### INSTRUCTIONS TO FOLLOW
Print out each record below, unaltered and complete, without its images.

Data items
--------------------------------------------------
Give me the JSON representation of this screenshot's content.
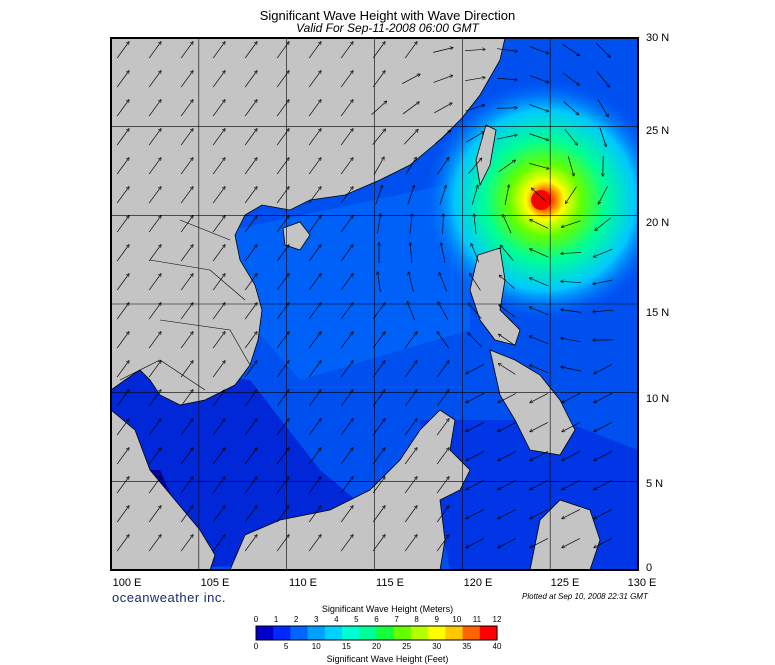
{
  "header": {
    "title": "Significant Wave Height with Wave Direction",
    "subtitle": "Valid For Sep-11-2008 06:00 GMT"
  },
  "map": {
    "lon_labels": [
      "100 E",
      "105 E",
      "110 E",
      "115 E",
      "120 E",
      "125 E",
      "130 E"
    ],
    "lat_labels": [
      "30 N",
      "25 N",
      "20 N",
      "15 N",
      "10 N",
      "5 N",
      "0"
    ],
    "lon_range": [
      100,
      130
    ],
    "lat_range": [
      0,
      30
    ],
    "storm_center": {
      "lon": 124.5,
      "lat": 21.5
    }
  },
  "footer": {
    "brand": "oceanweather inc.",
    "plotted": "Plotted at Sep 10, 2008 22:31 GMT"
  },
  "legend": {
    "meters_title": "Significant Wave Height (Meters)",
    "feet_title": "Significant Wave Height (Feet)",
    "meters_ticks": [
      "0",
      "1",
      "2",
      "3",
      "4",
      "5",
      "6",
      "7",
      "8",
      "9",
      "10",
      "11",
      "12"
    ],
    "feet_ticks": [
      "0",
      "5",
      "10",
      "15",
      "20",
      "25",
      "30",
      "35",
      "40"
    ],
    "colors": [
      "#0000c8",
      "#0028ff",
      "#0064ff",
      "#00a0ff",
      "#00d2ff",
      "#00ffd2",
      "#00ff96",
      "#14ff3c",
      "#64ff00",
      "#b4ff00",
      "#ffff00",
      "#ffc800",
      "#ff6400",
      "#ff0000"
    ]
  }
}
--------------------------------------------------
### RESULT FOR THIS TASK
Give me the JSON representation of this screenshot's content.
{
  "header": {
    "title": "Significant Wave Height with Wave Direction",
    "subtitle": "Valid For Sep-11-2008 06:00 GMT"
  },
  "map": {
    "lon_labels": [
      "100 E",
      "105 E",
      "110 E",
      "115 E",
      "120 E",
      "125 E",
      "130 E"
    ],
    "lat_labels": [
      "30 N",
      "25 N",
      "20 N",
      "15 N",
      "10 N",
      "5 N",
      "0"
    ],
    "lon_range": [
      100,
      130
    ],
    "lat_range": [
      0,
      30
    ],
    "storm_center": {
      "lon": 124.5,
      "lat": 21.5
    }
  },
  "footer": {
    "brand": "oceanweather inc.",
    "plotted": "Plotted at Sep 10, 2008 22:31 GMT"
  },
  "legend": {
    "meters_title": "Significant Wave Height (Meters)",
    "feet_title": "Significant Wave Height (Feet)",
    "meters_ticks": [
      "0",
      "1",
      "2",
      "3",
      "4",
      "5",
      "6",
      "7",
      "8",
      "9",
      "10",
      "11",
      "12"
    ],
    "feet_ticks": [
      "0",
      "5",
      "10",
      "15",
      "20",
      "25",
      "30",
      "35",
      "40"
    ],
    "colors": [
      "#0000c8",
      "#0028ff",
      "#0064ff",
      "#00a0ff",
      "#00d2ff",
      "#00ffd2",
      "#00ff96",
      "#14ff3c",
      "#64ff00",
      "#b4ff00",
      "#ffff00",
      "#ffc800",
      "#ff6400",
      "#ff0000"
    ]
  }
}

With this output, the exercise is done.